### Job:
Search the records for the word "count" and report each line that has it.

### Provided data:

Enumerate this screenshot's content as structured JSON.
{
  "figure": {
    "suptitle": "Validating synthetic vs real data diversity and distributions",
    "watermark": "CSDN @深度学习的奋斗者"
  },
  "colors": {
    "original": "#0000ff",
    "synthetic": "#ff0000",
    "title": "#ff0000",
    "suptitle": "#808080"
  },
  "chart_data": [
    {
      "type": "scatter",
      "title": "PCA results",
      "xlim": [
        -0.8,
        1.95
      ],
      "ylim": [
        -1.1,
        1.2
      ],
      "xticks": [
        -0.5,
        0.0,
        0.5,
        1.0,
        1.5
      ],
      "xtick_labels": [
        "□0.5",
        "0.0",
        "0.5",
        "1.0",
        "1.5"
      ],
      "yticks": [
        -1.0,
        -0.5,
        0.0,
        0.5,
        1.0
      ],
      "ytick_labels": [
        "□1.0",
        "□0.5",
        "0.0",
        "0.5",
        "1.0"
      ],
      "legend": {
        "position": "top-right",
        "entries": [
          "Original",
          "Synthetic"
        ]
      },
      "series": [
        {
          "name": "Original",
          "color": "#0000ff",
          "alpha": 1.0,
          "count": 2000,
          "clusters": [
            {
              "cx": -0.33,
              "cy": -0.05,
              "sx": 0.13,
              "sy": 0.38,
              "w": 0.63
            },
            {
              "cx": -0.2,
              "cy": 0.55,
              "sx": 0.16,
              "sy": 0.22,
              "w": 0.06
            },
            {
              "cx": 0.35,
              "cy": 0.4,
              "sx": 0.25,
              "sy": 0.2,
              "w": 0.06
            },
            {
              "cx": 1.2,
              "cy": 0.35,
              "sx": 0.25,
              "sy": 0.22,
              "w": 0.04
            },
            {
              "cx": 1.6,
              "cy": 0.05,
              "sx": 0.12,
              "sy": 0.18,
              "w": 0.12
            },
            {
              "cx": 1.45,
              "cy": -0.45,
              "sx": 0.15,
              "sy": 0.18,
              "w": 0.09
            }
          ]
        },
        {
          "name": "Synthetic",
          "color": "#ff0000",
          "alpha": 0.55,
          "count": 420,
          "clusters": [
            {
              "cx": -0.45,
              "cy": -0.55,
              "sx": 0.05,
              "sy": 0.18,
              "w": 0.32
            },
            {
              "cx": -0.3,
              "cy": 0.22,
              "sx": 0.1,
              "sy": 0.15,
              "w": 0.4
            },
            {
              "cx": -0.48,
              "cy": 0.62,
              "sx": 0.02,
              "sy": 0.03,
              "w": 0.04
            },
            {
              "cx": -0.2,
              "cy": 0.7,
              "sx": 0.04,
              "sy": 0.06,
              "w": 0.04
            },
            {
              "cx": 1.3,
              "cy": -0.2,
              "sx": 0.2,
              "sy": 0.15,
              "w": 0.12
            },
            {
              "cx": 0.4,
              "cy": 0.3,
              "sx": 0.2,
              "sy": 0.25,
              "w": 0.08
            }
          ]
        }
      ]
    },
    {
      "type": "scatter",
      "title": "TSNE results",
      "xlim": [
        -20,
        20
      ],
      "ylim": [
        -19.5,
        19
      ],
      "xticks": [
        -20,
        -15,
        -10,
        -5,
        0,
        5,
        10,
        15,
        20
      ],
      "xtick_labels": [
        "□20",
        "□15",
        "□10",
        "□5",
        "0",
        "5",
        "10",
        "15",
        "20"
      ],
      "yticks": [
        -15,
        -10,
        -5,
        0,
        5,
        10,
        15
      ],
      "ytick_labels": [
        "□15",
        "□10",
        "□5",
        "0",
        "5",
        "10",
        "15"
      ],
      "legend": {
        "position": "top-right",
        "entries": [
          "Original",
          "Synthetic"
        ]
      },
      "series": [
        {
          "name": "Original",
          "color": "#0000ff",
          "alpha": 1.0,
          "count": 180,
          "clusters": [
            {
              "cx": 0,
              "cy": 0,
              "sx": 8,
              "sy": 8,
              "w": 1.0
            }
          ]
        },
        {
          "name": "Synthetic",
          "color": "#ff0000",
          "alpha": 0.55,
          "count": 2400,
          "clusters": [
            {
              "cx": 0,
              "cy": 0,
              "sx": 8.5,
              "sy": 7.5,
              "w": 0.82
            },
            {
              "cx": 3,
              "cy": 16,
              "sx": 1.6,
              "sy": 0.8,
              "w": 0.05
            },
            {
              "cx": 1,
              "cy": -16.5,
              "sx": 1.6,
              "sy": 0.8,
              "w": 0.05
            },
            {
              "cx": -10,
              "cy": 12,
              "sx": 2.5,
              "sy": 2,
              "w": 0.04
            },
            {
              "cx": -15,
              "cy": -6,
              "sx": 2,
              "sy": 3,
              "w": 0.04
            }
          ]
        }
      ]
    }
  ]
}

### Response for this exercise:
          "count": 2000,
          "count": 420,
          "count": 180,
          "count": 2400,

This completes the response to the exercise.